■ Objective ■
In the listing that follows, how many lines contain the string "para"? Provide only the number.

**** Information given

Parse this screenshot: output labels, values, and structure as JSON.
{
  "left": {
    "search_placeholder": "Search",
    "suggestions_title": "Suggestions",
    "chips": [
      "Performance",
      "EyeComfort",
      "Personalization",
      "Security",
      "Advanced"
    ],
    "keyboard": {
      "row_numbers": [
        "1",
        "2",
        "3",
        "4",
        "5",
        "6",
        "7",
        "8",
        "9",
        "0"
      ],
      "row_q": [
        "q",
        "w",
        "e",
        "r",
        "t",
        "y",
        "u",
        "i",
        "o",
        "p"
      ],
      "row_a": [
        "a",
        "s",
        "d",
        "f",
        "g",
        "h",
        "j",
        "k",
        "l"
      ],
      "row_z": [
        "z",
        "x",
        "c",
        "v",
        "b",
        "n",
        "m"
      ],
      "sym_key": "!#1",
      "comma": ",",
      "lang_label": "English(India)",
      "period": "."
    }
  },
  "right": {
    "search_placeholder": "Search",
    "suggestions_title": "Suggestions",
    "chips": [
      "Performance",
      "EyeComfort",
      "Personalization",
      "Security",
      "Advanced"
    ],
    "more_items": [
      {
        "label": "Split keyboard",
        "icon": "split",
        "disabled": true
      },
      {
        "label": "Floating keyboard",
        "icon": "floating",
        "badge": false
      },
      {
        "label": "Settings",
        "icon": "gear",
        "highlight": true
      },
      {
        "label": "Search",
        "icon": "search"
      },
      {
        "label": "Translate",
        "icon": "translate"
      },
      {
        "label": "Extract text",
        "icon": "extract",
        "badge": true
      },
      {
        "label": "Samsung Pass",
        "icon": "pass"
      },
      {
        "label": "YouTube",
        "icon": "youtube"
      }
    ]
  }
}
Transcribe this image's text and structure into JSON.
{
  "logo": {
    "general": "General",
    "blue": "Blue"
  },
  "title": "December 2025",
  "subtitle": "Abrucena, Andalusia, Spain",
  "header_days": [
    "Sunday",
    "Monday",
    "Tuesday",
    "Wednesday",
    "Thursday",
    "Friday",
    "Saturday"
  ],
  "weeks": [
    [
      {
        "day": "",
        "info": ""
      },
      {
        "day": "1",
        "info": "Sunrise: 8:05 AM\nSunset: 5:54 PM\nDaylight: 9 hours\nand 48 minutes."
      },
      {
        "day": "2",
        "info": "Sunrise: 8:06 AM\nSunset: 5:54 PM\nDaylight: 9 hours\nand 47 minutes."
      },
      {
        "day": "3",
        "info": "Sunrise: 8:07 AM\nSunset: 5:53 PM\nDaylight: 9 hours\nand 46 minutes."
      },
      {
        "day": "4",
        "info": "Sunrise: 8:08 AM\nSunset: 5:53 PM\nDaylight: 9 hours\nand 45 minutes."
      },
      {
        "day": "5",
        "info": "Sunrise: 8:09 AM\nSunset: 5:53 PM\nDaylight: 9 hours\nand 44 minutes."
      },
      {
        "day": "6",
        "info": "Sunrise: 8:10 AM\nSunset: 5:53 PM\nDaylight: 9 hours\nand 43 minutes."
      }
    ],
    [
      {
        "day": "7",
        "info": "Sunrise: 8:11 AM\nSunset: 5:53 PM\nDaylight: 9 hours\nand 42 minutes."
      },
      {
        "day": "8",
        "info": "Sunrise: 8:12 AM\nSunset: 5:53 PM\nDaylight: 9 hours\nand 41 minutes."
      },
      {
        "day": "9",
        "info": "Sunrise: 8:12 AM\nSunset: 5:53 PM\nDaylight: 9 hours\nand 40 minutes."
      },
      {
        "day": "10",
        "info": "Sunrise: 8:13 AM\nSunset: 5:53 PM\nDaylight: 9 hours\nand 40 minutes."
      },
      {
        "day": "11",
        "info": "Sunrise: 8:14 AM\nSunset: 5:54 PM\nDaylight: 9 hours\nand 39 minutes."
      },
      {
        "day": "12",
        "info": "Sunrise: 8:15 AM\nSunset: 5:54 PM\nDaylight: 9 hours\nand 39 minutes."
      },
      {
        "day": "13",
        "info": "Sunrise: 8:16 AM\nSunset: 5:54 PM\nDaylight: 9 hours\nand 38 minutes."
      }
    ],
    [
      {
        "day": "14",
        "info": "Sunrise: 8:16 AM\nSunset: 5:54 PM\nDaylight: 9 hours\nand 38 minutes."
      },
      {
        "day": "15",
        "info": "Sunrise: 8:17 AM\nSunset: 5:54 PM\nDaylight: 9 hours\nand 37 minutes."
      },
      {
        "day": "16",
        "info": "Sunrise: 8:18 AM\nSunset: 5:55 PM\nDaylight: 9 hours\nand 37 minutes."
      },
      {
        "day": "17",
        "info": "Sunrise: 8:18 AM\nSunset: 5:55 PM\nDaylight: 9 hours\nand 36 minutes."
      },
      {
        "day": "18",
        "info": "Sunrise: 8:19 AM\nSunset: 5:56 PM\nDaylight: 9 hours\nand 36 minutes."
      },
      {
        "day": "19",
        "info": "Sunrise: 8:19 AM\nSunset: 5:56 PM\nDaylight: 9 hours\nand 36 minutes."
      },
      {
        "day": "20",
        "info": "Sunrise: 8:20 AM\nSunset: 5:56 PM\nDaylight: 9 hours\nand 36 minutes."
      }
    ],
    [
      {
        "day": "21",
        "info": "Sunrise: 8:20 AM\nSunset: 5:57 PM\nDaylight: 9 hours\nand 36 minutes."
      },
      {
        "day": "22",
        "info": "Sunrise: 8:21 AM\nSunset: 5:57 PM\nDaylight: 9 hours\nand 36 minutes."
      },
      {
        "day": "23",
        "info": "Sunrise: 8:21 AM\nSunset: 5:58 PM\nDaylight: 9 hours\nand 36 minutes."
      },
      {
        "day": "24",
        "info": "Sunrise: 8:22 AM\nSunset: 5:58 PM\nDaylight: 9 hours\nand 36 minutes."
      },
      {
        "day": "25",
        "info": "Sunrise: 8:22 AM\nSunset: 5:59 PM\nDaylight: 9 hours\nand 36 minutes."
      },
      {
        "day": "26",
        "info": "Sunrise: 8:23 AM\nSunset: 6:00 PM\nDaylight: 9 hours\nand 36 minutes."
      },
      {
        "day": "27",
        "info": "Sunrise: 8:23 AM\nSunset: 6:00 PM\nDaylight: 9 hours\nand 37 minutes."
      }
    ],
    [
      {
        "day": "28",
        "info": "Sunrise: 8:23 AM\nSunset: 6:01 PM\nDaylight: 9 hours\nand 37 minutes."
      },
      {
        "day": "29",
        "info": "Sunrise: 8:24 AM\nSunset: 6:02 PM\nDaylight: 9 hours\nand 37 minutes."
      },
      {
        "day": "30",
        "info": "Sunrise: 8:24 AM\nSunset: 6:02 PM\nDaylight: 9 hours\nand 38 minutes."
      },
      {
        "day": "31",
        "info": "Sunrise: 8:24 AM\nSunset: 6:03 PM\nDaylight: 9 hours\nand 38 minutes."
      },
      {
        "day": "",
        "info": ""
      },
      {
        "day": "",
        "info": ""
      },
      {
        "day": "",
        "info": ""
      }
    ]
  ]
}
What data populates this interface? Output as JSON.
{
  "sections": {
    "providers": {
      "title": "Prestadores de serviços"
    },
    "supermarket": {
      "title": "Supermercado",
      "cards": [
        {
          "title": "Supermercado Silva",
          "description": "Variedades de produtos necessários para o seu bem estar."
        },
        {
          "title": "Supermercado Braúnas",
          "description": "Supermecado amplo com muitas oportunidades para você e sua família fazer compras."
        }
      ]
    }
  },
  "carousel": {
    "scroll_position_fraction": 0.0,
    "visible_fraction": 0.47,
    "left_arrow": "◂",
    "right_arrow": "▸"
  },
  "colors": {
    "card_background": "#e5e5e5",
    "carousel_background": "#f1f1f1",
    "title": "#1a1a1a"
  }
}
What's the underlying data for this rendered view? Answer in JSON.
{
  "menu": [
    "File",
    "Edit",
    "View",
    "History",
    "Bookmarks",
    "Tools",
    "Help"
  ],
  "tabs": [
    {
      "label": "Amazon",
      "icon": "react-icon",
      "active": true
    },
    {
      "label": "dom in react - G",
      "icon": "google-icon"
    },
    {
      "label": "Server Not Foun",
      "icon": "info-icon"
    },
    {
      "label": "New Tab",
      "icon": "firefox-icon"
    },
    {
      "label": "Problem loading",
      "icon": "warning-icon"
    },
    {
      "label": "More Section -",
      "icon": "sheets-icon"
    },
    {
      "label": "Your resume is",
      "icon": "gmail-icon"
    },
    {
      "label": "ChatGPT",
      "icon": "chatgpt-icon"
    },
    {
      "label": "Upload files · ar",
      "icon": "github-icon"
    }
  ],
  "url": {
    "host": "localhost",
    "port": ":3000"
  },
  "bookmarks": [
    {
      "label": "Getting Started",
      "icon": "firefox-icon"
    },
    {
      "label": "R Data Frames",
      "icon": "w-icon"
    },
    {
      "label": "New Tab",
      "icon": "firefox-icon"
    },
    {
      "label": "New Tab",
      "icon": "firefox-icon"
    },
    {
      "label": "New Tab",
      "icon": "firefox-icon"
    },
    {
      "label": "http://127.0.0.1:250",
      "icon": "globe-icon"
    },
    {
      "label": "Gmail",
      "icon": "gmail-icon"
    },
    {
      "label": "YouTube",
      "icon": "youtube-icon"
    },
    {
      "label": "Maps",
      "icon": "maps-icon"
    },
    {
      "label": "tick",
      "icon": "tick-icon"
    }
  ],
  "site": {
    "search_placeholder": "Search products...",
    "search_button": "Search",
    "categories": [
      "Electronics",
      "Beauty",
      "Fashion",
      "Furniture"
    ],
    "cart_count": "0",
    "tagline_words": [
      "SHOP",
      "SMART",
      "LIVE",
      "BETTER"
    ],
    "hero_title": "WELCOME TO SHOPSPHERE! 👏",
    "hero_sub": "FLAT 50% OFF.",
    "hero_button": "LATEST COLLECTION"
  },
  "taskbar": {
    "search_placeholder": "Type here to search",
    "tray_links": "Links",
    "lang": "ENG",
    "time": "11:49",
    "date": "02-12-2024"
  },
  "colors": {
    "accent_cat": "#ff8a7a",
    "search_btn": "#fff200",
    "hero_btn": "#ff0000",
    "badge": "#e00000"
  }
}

********

■ Response for this exercise ■
2